AIM ▸
Repeat each entry in full, exactly.

ENTRIES SUPPLIED ▸
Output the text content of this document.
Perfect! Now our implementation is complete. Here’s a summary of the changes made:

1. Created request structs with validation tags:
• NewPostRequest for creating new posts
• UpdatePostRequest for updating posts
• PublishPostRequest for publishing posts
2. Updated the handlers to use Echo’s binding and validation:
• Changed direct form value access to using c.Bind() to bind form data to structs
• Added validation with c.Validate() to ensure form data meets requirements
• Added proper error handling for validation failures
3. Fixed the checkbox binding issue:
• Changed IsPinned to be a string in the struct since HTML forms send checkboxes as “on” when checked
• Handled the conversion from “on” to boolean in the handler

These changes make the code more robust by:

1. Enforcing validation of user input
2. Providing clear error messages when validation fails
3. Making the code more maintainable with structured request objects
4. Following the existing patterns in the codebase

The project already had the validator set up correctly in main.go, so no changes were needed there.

TASK RESPONSE ▸
Output the text content of this document.
Perfect! Now our implementation is complete. Here’s a summary of the changes made:

1. Created request structs with validation tags:
• NewPostRequest for creating new posts
• UpdatePostRequest for updating posts
• PublishPostRequest for publishing posts
2. Updated the handlers to use Echo’s binding and validation:
• Changed direct form value access to using c.Bind() to bind form data to structs
• Added validation with c.Validate() to ensure form data meets requirements
• Added proper error handling for validation failures
3. Fixed the checkbox binding issue:
• Changed IsPinned to be a string in the struct since HTML forms send checkboxes as “on” when checked
• Handled the conversion from “on” to boolean in the handler

These changes make the code more robust by:

1. Enforcing validation of user input
2. Providing clear error messages when validation fails
3. Making the code more maintainable with structured request objects
4. Following the existing patterns in the codebase

The project already had the validator set up correctly in main.go, so no changes were needed there.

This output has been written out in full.